(Dataset items)

+ + +

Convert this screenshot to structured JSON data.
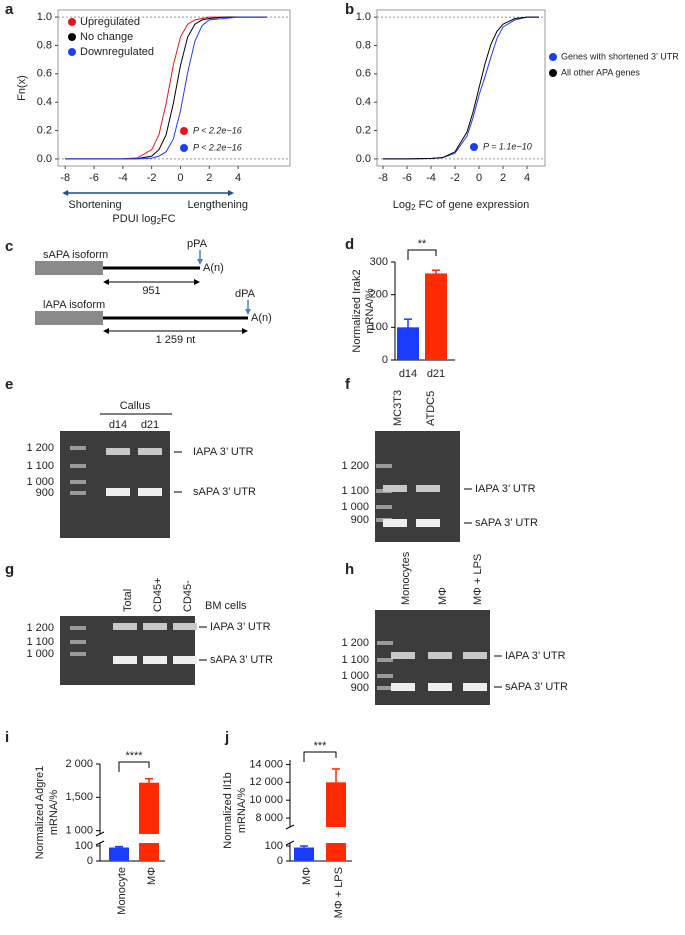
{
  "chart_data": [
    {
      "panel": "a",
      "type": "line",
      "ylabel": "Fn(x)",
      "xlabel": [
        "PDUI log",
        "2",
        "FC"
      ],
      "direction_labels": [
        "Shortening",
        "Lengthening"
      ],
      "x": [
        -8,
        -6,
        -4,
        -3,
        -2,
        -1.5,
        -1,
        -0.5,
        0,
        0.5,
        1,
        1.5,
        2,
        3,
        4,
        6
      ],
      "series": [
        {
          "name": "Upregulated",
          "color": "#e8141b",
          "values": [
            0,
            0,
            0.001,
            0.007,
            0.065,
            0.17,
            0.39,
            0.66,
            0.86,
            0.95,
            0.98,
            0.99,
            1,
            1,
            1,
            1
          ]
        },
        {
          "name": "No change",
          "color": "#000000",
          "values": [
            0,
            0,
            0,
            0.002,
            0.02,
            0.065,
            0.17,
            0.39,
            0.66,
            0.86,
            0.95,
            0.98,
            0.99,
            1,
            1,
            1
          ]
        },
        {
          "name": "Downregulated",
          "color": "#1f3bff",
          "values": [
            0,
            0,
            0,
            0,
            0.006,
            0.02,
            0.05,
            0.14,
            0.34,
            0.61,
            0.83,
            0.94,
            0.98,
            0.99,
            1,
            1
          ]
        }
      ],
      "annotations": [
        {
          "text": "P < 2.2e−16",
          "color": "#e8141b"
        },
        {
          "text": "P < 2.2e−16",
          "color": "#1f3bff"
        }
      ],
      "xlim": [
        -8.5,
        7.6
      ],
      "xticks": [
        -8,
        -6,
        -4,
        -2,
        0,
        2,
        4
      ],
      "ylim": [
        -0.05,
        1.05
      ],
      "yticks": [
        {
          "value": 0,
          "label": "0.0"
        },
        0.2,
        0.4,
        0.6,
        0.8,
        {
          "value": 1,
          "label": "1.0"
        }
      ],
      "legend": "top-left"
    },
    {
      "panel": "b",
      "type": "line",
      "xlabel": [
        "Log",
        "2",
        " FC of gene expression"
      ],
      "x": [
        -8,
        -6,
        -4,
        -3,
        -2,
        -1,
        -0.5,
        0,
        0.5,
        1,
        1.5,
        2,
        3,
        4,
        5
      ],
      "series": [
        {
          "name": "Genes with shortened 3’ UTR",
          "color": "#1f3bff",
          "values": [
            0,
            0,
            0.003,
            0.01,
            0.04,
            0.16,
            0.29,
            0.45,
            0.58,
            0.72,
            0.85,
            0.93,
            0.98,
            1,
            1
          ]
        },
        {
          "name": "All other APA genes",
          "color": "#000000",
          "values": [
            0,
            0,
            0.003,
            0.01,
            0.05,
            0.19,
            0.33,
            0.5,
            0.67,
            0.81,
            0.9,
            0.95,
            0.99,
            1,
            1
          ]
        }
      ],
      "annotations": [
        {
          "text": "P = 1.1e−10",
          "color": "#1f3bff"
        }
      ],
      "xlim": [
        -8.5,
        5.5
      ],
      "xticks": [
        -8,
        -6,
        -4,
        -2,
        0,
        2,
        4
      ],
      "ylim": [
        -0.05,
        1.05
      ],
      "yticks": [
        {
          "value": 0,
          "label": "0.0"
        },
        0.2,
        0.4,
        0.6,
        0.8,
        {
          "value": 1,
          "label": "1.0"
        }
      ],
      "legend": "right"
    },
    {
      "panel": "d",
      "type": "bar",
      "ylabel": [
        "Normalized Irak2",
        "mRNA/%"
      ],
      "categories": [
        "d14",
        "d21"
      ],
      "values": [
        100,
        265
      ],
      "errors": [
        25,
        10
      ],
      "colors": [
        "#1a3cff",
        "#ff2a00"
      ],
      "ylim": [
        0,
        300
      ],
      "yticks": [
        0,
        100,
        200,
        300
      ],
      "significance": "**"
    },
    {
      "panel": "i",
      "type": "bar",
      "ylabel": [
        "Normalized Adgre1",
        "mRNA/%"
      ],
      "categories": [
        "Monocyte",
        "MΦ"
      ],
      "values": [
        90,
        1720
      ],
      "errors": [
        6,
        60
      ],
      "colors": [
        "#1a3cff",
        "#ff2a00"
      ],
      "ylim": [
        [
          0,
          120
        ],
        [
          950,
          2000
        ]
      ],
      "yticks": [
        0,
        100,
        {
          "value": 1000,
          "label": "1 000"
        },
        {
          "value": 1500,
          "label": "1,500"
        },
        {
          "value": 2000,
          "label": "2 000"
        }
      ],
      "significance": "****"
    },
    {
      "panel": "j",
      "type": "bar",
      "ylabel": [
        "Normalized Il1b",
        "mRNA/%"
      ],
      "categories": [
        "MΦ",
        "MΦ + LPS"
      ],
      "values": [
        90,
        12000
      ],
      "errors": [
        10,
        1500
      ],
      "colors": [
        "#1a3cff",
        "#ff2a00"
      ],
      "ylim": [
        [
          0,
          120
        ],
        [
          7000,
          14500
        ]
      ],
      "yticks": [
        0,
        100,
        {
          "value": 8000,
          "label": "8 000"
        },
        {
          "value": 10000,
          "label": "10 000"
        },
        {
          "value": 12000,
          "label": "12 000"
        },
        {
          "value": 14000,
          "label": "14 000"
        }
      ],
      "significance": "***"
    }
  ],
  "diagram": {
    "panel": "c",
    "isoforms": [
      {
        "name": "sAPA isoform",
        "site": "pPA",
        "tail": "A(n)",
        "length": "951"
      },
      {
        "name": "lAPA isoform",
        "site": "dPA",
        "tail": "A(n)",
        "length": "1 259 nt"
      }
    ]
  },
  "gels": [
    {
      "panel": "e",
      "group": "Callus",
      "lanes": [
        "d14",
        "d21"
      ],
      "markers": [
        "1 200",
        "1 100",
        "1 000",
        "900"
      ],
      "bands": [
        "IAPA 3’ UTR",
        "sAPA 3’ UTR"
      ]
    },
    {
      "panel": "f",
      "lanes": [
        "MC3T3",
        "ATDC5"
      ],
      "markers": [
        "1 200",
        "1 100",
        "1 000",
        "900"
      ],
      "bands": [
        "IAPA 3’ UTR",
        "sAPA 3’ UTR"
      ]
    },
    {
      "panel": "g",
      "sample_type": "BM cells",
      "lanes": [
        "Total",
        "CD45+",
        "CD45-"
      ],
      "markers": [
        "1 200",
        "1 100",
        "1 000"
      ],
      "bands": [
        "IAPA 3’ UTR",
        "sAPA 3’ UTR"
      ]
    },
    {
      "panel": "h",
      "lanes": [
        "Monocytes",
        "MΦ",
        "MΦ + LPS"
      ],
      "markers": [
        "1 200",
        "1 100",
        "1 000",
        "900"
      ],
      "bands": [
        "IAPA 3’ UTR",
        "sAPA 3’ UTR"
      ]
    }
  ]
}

+ + +

### [Directions for this task]
Copy each line of the data that contains the word "name", leaving the other lines out.

### [Reply]
          "name": "Upregulated",
          "name": "No change",
          "name": "Downregulated",
          "name": "Genes with shortened 3’ UTR",
          "name": "All other APA genes",
        "name": "sAPA isoform",
        "name": "lAPA isoform",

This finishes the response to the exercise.